--- BEGIN EXTRACTED RECORDS ---

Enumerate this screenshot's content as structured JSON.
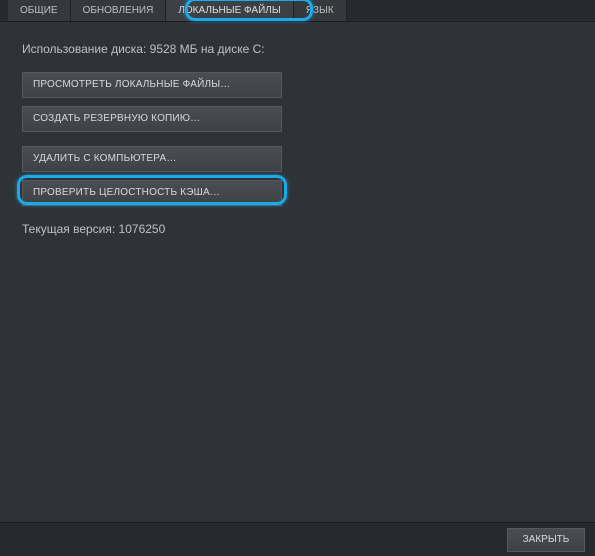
{
  "tabs": {
    "general": "ОБЩИЕ",
    "updates": "ОБНОВЛЕНИЯ",
    "local_files": "ЛОКАЛЬНЫЕ ФАЙЛЫ",
    "language": "ЯЗЫК"
  },
  "disk_usage": "Использование диска: 9528 МБ на диске C:",
  "buttons": {
    "browse": "ПРОСМОТРЕТЬ ЛОКАЛЬНЫЕ ФАЙЛЫ…",
    "backup": "СОЗДАТЬ РЕЗЕРВНУЮ КОПИЮ…",
    "delete": "УДАЛИТЬ С КОМПЬЮТЕРА…",
    "verify": "ПРОВЕРИТЬ ЦЕЛОСТНОСТЬ КЭША…"
  },
  "version": "Текущая версия: 1076250",
  "footer": {
    "close": "ЗАКРЫТЬ"
  },
  "highlight_color": "#1ca9e8"
}
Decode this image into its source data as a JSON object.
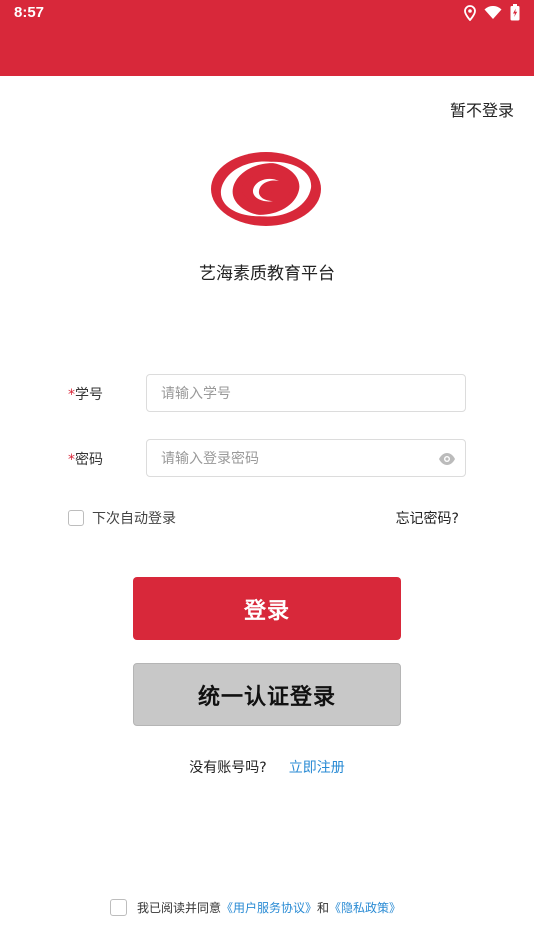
{
  "status_bar": {
    "time": "8:57",
    "icons": [
      "location-icon",
      "wifi-icon",
      "battery-charging-icon"
    ]
  },
  "header": {
    "skip_login": "暂不登录"
  },
  "brand": {
    "app_name": "艺海素质教育平台",
    "accent_color": "#d8283a"
  },
  "form": {
    "required_mark": "*",
    "student_id_label": "学号",
    "student_id_placeholder": "请输入学号",
    "student_id_value": "",
    "password_label": "密码",
    "password_placeholder": "请输入登录密码",
    "password_value": "",
    "auto_login_label": "下次自动登录",
    "auto_login_checked": false,
    "forgot_password": "忘记密码?"
  },
  "actions": {
    "login_label": "登录",
    "unified_login_label": "统一认证登录"
  },
  "register": {
    "question": "没有账号吗?",
    "link": "立即注册"
  },
  "agreement": {
    "checked": false,
    "prefix": "我已阅读并同意",
    "user_agreement": "《用户服务协议》",
    "conjunction": "和",
    "privacy_policy": "《隐私政策》",
    "link_color": "#2a8bd4"
  }
}
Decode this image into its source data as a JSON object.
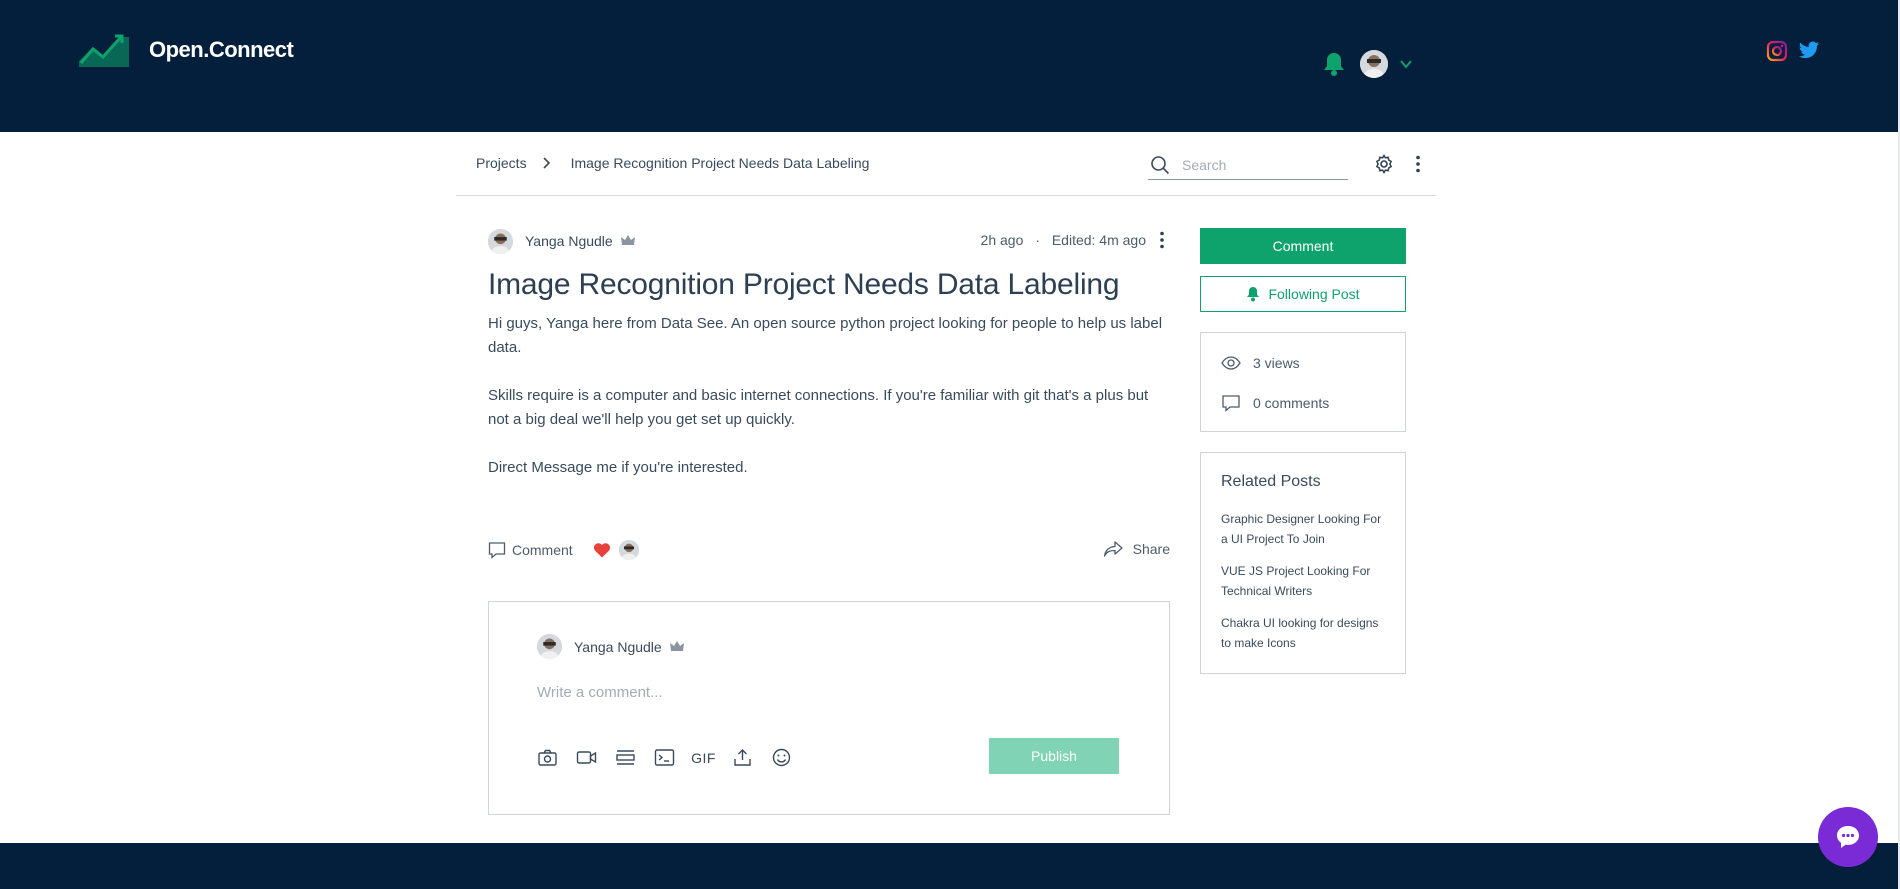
{
  "brand": {
    "name": "Open.Connect",
    "logo_icon": "trend-chart-logo-icon",
    "accent_color": "#0ea26d",
    "header_bg": "#041f3b"
  },
  "header": {
    "notification_icon": "bell-icon",
    "user_menu_icon": "chevron-down-icon",
    "socials": [
      {
        "icon": "instagram-icon"
      },
      {
        "icon": "twitter-icon"
      }
    ]
  },
  "subnav": {
    "breadcrumb": {
      "root": "Projects",
      "current": "Image Recognition Project Needs Data Labeling"
    },
    "search": {
      "placeholder": "Search",
      "value": ""
    },
    "settings_icon": "gear-icon",
    "more_icon": "kebab-icon"
  },
  "post": {
    "author": "Yanga Ngudle",
    "author_badge_icon": "crown-icon",
    "posted": "2h ago",
    "separator": "·",
    "edited": "Edited: 4m ago",
    "title": "Image Recognition Project Needs Data Labeling",
    "paragraphs": [
      "Hi guys, Yanga here from Data See. An open source python project looking for people to help us label data.",
      "Skills require is a computer and basic internet connections. If you're familiar with git that's a plus but not a big deal we'll help you get set up quickly.",
      "Direct Message me if you're interested."
    ],
    "actions": {
      "comment_label": "Comment",
      "like_icon": "heart-icon",
      "share_label": "Share"
    }
  },
  "comment_box": {
    "author": "Yanga Ngudle",
    "placeholder": "Write a comment...",
    "value": "",
    "tools": [
      {
        "icon": "camera-icon"
      },
      {
        "icon": "video-icon"
      },
      {
        "icon": "divider-icon"
      },
      {
        "icon": "code-block-icon"
      },
      {
        "icon": "gif-icon",
        "label": "GIF"
      },
      {
        "icon": "upload-icon"
      },
      {
        "icon": "emoji-icon"
      }
    ],
    "publish_label": "Publish"
  },
  "sidebar": {
    "comment_button": "Comment",
    "follow_button": "Following Post",
    "stats": {
      "views": "3 views",
      "comments": "0 comments"
    },
    "related": {
      "title": "Related Posts",
      "items": [
        "Graphic Designer Looking For a UI Project To Join",
        "VUE JS Project Looking For Technical Writers",
        "Chakra UI looking for designs to make Icons"
      ]
    }
  },
  "chat": {
    "icon": "chat-bubble-icon",
    "color": "#7a2bd6"
  }
}
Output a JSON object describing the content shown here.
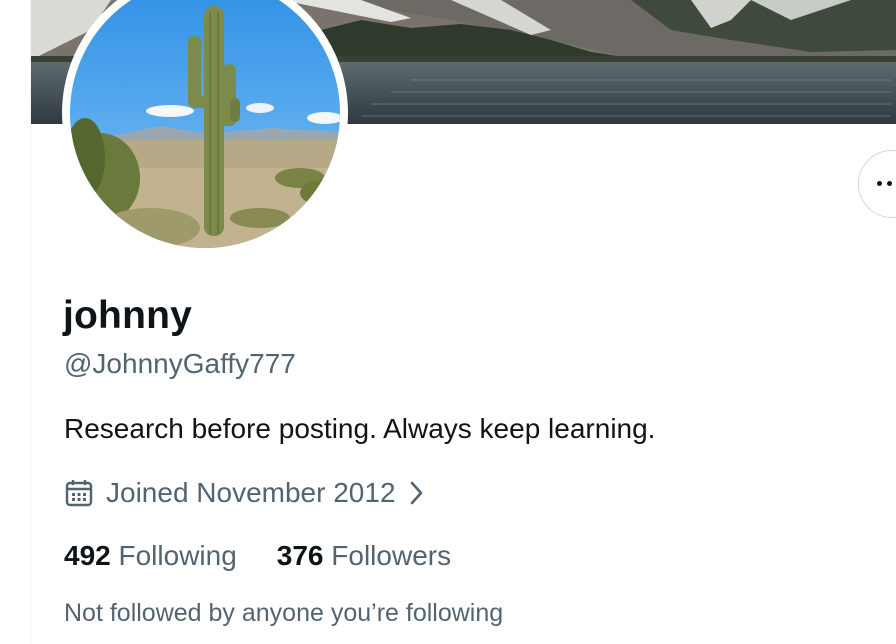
{
  "profile": {
    "display_name": "johnny",
    "handle": "@JohnnyGaffy777",
    "bio": "Research before posting. Always keep learning.",
    "joined": "Joined November 2012",
    "following_count": "492",
    "following_label": "Following",
    "followers_count": "376",
    "followers_label": "Followers",
    "followed_by_note": "Not followed by anyone you’re following"
  },
  "icons": {
    "more": "more-icon",
    "calendar": "calendar-icon",
    "chevron": "chevron-right-icon"
  },
  "colors": {
    "text_primary": "#0f1419",
    "text_secondary": "#536471",
    "border": "#cfd9de"
  }
}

--- END EXTRACTED RECORDS ---

## [WHAT TO DO]
Without any pictures, write out the lines running from the one containing "Output a JSON" through the end of the listing above, both included, exactly as given.

## [EXERCISE RESULT]
Output a JSON object describing the content shown here.
{
  "profile": {
    "display_name": "johnny",
    "handle": "@JohnnyGaffy777",
    "bio": "Research before posting. Always keep learning.",
    "joined": "Joined November 2012",
    "following_count": "492",
    "following_label": "Following",
    "followers_count": "376",
    "followers_label": "Followers",
    "followed_by_note": "Not followed by anyone you’re following"
  },
  "icons": {
    "more": "more-icon",
    "calendar": "calendar-icon",
    "chevron": "chevron-right-icon"
  },
  "colors": {
    "text_primary": "#0f1419",
    "text_secondary": "#536471",
    "border": "#cfd9de"
  }
}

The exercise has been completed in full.